== Consegne di lavoro ==
**A.** Secondo il brano estratto, di quale calibro era la pistola munita di silenziatore di cui riferì il quotidiano «La Sicilia»?
**B.** Trascrivi in forma di elenco numerato le righe dei record dalla riga con "reaction-summary[interactable]: 1: [640, 417, 695, 453]" alla riga con "comment-bubble: Kipchirchir Arap", entrambe comprese, tralasciando le righe vuote.

== Brano estratto ==
----------
In sede di esame dibattimentale del 28 e 29.11.1996 a seguito del controesame della difesa di D’Agata, che fece constare al collaborante come la suindicata intervista fosse stata trasmessa in televisione il 29.12.1983, Avola dichiarò di ricordare meglio, assumendo che i tentativi in questione si erano verificati prima della intervista suddetta, per poi tornare infine alla versione originaria allorché il PM ebbe a contestargli le dichiarazioni originarie, inducendo così la difesa a rilevare che tra il 29.12.1983 ed il 5.1.1984 vi sarebbe una eccessiva concentrazione di eventi scarsamente credibile.

La pistola silenziata

[…] Un’altra circostanza sulla quale si è discusso a lungo e molto vivacemente tra le parti, con riferimento al tema della attendibilità intrinseca della dichiarazione di Avola, è stata quella relativa all’utilizzo di una pistola silenziata con la quale sarebbe stato consumato l’omicidio, secondo quanto è stato riferito dal collaborante sin dalla dichiarazione resa al pm il 16.3.1994.

Va subito detto che il quotidiano “La Sicilia” del 6.1.1984 riportò subito, riferendo della dinamica dell’agguato fatto la sera precedente a Giuseppe Fava, la notizia che l’assassino solitario aveva sparato con una pistola cal. 7,65 munita di silenziatore (verosimilmente sulla base della constatazione del fatto che le persone compulsate nell’immediato avevano dichiarato di avere sentito poco o nulla).

Avola ha ammesso di avere letto il giornale suddetto, ma di non avere letto invece del silenziatore, il che è dato inverosimile perché del silenziatore suddetto si faceva cenno in seno al vistoso sottotitolo di un articolo a nove colonne, che è versato in atti.

[…] Avola al dibattimento ha precisato che l’opera di silenziamento fu realizzata in tempi molto rapidi e che non era assolutamente certo che la detta opera fosse stata concretamente realizzata da Sgroi ovvero da altra persona cui lo stesso Sgroi si fosse rivolto.

Le risultanze processuali acquisite non consentono di potere affermare che la dichiarazione di Avola in ordine al segmento relativo alla pistola silenziata sia stata riscontrata e confermata dalle stesse, ma le stesse non consentono neppure di potere affermare che il dictum del collaborante sia stato smentito.

Orbene Sgroi Cosimo, esaminato in dibattimento, ha smentito l’assunto di Avola ed i due sono stati posti a confronto all’udienza del 7.3.1997, all’esito del quale ognuno dei due ha confermato la propria versione.
----------
== Voci dei dati ==
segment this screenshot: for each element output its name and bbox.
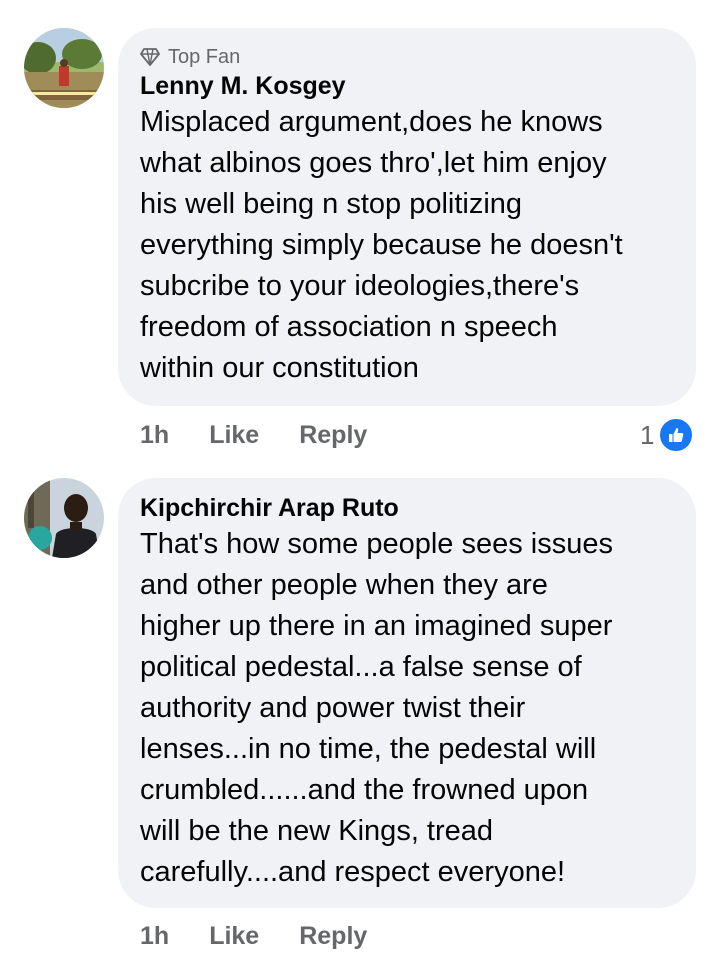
reaction-summary[interactable]: 1: [640, 417, 695, 453]
like-button[interactable]: Like: [209, 922, 259, 951]
avatar[interactable]: [24, 28, 104, 108]
comment-bubble: Top Fan Lenny M. Kosgey Misplaced argume…: [118, 28, 696, 406]
comment-author[interactable]: Kipchirchir Arap Ruto: [140, 492, 674, 524]
like-button[interactable]: Like: [209, 421, 259, 450]
thumbs-up-icon: [658, 417, 695, 453]
top-fan-badge[interactable]: Top Fan: [140, 44, 674, 70]
comment-author[interactable]: Lenny M. Kosgey: [140, 70, 674, 102]
badge-label: Top Fan: [168, 45, 241, 68]
timestamp[interactable]: 1h: [140, 421, 169, 450]
reply-button[interactable]: Reply: [299, 922, 367, 951]
comment-text: Misplaced argument,does he knows what al…: [140, 106, 623, 384]
comment-bubble: Kipchirchir Arap Ruto That's how some pe…: [118, 478, 696, 908]
timestamp[interactable]: 1h: [140, 922, 169, 951]
diamond-icon: [140, 48, 160, 66]
avatar-photo-person: [24, 478, 104, 558]
avatar-photo-landscape: [24, 28, 104, 108]
comment-text: That's how some people sees issues and o…: [140, 528, 614, 888]
comment-actions: 1h Like Reply: [140, 922, 407, 951]
reaction-count: 1: [640, 419, 655, 450]
reply-button[interactable]: Reply: [299, 421, 367, 450]
avatar[interactable]: [24, 478, 104, 558]
comment-actions: 1h Like Reply: [140, 421, 407, 450]
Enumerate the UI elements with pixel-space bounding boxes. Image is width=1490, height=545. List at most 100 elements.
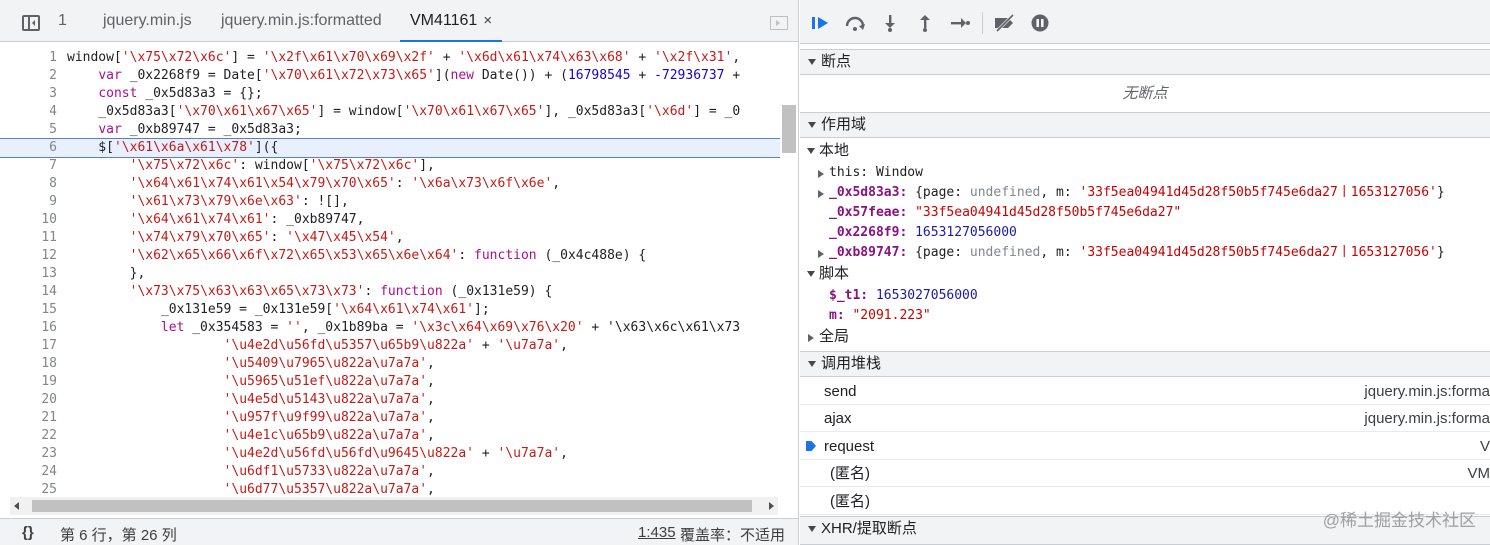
----------
== Esiti delle consegne ==
**A.** Calibro 7,65.

**B.**
1. reaction-summary[interactable]: 1: [640, 417, 695, 453]
2. like-button[interactable]: Like: [209, 922, 259, 951]
3. avatar[interactable]: [24, 28, 104, 108]
4. comment-bubble: Top Fan Lenny M. Kosgey Misplaced argume…: [118, 28, 696, 406]
5. comment-author[interactable]: Kipchirchir Arap Ruto: [140, 492, 674, 524]
6. like-button[interactable]: Like: [209, 421, 259, 450]
7. thumbs-up-icon: [658, 417, 695, 453]
8. top-fan-badge[interactable]: Top Fan: [140, 44, 674, 70]
9. comment-author[interactable]: Lenny M. Kosgey: [140, 70, 674, 102]
10. badge-label: Top Fan: [168, 45, 241, 68]
11. timestamp[interactable]: 1h: [140, 421, 169, 450]
12. reply-button[interactable]: Reply: [299, 922, 367, 951]
13. comment-text: Misplaced argument,does he knows what al…: [140, 106, 623, 384]
14. comment-bubble: Kipchirchir Arap Ruto That's how some pe…: [118, 478, 696, 908]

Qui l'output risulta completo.